* [Task details]: Exactly reproduce each entry, leaving out nothing.

Stored data entries:
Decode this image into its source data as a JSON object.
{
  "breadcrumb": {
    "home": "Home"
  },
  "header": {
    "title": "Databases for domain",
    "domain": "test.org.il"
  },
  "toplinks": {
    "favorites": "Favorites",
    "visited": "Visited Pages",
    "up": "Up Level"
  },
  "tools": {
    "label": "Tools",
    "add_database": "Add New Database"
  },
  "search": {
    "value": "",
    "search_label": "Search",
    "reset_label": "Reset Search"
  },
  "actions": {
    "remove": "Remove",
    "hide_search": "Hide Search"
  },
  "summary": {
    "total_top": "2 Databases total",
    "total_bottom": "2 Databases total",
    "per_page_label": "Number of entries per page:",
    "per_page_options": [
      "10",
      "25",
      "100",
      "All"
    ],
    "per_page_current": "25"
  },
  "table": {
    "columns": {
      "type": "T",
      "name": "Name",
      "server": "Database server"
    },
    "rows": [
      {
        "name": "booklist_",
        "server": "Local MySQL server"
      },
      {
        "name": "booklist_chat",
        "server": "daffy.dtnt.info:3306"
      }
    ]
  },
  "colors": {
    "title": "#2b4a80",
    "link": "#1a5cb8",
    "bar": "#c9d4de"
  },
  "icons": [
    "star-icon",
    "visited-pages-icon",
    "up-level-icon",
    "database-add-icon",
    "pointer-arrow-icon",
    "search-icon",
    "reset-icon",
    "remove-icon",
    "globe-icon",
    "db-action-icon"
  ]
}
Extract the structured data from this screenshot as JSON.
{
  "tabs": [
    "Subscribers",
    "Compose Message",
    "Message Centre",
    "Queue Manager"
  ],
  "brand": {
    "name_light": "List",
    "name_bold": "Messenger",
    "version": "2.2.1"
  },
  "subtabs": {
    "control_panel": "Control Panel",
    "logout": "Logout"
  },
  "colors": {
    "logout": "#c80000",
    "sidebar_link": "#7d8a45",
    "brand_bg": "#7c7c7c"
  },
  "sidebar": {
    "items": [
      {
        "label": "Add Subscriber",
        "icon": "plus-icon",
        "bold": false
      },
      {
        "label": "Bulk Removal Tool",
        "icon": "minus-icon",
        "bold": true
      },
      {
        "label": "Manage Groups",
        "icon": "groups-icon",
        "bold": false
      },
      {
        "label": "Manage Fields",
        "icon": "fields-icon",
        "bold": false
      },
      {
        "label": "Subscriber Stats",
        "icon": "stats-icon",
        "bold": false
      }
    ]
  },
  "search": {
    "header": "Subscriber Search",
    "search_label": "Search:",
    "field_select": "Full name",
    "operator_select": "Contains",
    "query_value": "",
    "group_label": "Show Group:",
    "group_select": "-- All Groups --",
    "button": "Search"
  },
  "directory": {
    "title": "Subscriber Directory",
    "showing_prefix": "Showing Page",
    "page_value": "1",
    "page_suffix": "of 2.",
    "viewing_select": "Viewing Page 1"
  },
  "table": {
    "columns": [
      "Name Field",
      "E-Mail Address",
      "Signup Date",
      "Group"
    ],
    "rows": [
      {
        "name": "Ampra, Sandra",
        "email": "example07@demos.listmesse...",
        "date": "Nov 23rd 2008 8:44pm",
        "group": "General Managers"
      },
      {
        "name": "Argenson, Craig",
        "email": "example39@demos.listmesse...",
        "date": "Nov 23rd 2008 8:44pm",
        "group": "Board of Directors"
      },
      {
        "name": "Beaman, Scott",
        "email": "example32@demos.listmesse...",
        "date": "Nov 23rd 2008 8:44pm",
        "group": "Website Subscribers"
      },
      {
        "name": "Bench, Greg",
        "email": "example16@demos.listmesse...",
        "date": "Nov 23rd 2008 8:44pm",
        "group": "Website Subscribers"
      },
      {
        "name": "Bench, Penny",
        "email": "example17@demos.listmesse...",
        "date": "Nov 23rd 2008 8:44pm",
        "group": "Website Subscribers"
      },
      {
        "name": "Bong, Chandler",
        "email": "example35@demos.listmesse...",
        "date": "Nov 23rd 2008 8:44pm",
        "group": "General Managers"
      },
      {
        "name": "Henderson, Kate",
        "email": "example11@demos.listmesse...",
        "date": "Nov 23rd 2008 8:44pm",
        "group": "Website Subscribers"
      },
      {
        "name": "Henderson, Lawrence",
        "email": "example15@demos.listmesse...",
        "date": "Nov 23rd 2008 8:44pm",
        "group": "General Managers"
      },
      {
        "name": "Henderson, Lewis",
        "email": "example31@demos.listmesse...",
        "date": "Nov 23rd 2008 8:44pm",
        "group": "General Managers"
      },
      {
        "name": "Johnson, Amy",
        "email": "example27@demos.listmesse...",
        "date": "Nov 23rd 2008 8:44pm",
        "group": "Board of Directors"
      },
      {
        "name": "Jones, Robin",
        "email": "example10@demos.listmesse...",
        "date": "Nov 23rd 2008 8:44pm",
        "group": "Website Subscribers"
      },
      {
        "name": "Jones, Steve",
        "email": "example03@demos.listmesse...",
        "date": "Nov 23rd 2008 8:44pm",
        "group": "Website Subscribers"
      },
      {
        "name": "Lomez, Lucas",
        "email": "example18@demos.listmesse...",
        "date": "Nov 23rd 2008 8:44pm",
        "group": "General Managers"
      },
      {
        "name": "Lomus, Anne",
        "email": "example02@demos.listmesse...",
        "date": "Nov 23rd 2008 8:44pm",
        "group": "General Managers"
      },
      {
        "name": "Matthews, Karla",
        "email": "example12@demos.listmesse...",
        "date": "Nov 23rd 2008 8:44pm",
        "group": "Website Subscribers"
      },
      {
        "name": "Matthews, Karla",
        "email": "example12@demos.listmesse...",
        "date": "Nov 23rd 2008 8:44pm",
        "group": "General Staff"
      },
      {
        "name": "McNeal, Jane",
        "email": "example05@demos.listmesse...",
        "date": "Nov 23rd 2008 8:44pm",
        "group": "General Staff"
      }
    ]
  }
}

* [Reply to the exercise]:
Decode this image into its source data as a JSON object.
{
  "breadcrumb": {
    "home": "Home"
  },
  "header": {
    "title": "Databases for domain",
    "domain": "test.org.il"
  },
  "toplinks": {
    "favorites": "Favorites",
    "visited": "Visited Pages",
    "up": "Up Level"
  },
  "tools": {
    "label": "Tools",
    "add_database": "Add New Database"
  },
  "search": {
    "value": "",
    "search_label": "Search",
    "reset_label": "Reset Search"
  },
  "actions": {
    "remove": "Remove",
    "hide_search": "Hide Search"
  },
  "summary": {
    "total_top": "2 Databases total",
    "total_bottom": "2 Databases total",
    "per_page_label": "Number of entries per page:",
    "per_page_options": [
      "10",
      "25",
      "100",
      "All"
    ],
    "per_page_current": "25"
  },
  "table": {
    "columns": {
      "type": "T",
      "name": "Name",
      "server": "Database server"
    },
    "rows": [
      {
        "name": "booklist_",
        "server": "Local MySQL server"
      },
      {
        "name": "booklist_chat",
        "server": "daffy.dtnt.info:3306"
      }
    ]
  },
  "colors": {
    "title": "#2b4a80",
    "link": "#1a5cb8",
    "bar": "#c9d4de"
  },
  "icons": [
    "star-icon",
    "visited-pages-icon",
    "up-level-icon",
    "database-add-icon",
    "pointer-arrow-icon",
    "search-icon",
    "reset-icon",
    "remove-icon",
    "globe-icon",
    "db-action-icon"
  ]
}
Extract the structured data from this screenshot as JSON.
{
  "tabs": [
    "Subscribers",
    "Compose Message",
    "Message Centre",
    "Queue Manager"
  ],
  "brand": {
    "name_light": "List",
    "name_bold": "Messenger",
    "version": "2.2.1"
  },
  "subtabs": {
    "control_panel": "Control Panel",
    "logout": "Logout"
  },
  "colors": {
    "logout": "#c80000",
    "sidebar_link": "#7d8a45",
    "brand_bg": "#7c7c7c"
  },
  "sidebar": {
    "items": [
      {
        "label": "Add Subscriber",
        "icon": "plus-icon",
        "bold": false
      },
      {
        "label": "Bulk Removal Tool",
        "icon": "minus-icon",
        "bold": true
      },
      {
        "label": "Manage Groups",
        "icon": "groups-icon",
        "bold": false
      },
      {
        "label": "Manage Fields",
        "icon": "fields-icon",
        "bold": false
      },
      {
        "label": "Subscriber Stats",
        "icon": "stats-icon",
        "bold": false
      }
    ]
  },
  "search": {
    "header": "Subscriber Search",
    "search_label": "Search:",
    "field_select": "Full name",
    "operator_select": "Contains",
    "query_value": "",
    "group_label": "Show Group:",
    "group_select": "-- All Groups --",
    "button": "Search"
  },
  "directory": {
    "title": "Subscriber Directory",
    "showing_prefix": "Showing Page",
    "page_value": "1",
    "page_suffix": "of 2.",
    "viewing_select": "Viewing Page 1"
  },
  "table": {
    "columns": [
      "Name Field",
      "E-Mail Address",
      "Signup Date",
      "Group"
    ],
    "rows": [
      {
        "name": "Ampra, Sandra",
        "email": "example07@demos.listmesse...",
        "date": "Nov 23rd 2008 8:44pm",
        "group": "General Managers"
      },
      {
        "name": "Argenson, Craig",
        "email": "example39@demos.listmesse...",
        "date": "Nov 23rd 2008 8:44pm",
        "group": "Board of Directors"
      },
      {
        "name": "Beaman, Scott",
        "email": "example32@demos.listmesse...",
        "date": "Nov 23rd 2008 8:44pm",
        "group": "Website Subscribers"
      },
      {
        "name": "Bench, Greg",
        "email": "example16@demos.listmesse...",
        "date": "Nov 23rd 2008 8:44pm",
        "group": "Website Subscribers"
      },
      {
        "name": "Bench, Penny",
        "email": "example17@demos.listmesse...",
        "date": "Nov 23rd 2008 8:44pm",
        "group": "Website Subscribers"
      },
      {
        "name": "Bong, Chandler",
        "email": "example35@demos.listmesse...",
        "date": "Nov 23rd 2008 8:44pm",
        "group": "General Managers"
      },
      {
        "name": "Henderson, Kate",
        "email": "example11@demos.listmesse...",
        "date": "Nov 23rd 2008 8:44pm",
        "group": "Website Subscribers"
      },
      {
        "name": "Henderson, Lawrence",
        "email": "example15@demos.listmesse...",
        "date": "Nov 23rd 2008 8:44pm",
        "group": "General Managers"
      },
      {
        "name": "Henderson, Lewis",
        "email": "example31@demos.listmesse...",
        "date": "Nov 23rd 2008 8:44pm",
        "group": "General Managers"
      },
      {
        "name": "Johnson, Amy",
        "email": "example27@demos.listmesse...",
        "date": "Nov 23rd 2008 8:44pm",
        "group": "Board of Directors"
      },
      {
        "name": "Jones, Robin",
        "email": "example10@demos.listmesse...",
        "date": "Nov 23rd 2008 8:44pm",
        "group": "Website Subscribers"
      },
      {
        "name": "Jones, Steve",
        "email": "example03@demos.listmesse...",
        "date": "Nov 23rd 2008 8:44pm",
        "group": "Website Subscribers"
      },
      {
        "name": "Lomez, Lucas",
        "email": "example18@demos.listmesse...",
        "date": "Nov 23rd 2008 8:44pm",
        "group": "General Managers"
      },
      {
        "name": "Lomus, Anne",
        "email": "example02@demos.listmesse...",
        "date": "Nov 23rd 2008 8:44pm",
        "group": "General Managers"
      },
      {
        "name": "Matthews, Karla",
        "email": "example12@demos.listmesse...",
        "date": "Nov 23rd 2008 8:44pm",
        "group": "Website Subscribers"
      },
      {
        "name": "Matthews, Karla",
        "email": "example12@demos.listmesse...",
        "date": "Nov 23rd 2008 8:44pm",
        "group": "General Staff"
      },
      {
        "name": "McNeal, Jane",
        "email": "example05@demos.listmesse...",
        "date": "Nov 23rd 2008 8:44pm",
        "group": "General Staff"
      }
    ]
  }
}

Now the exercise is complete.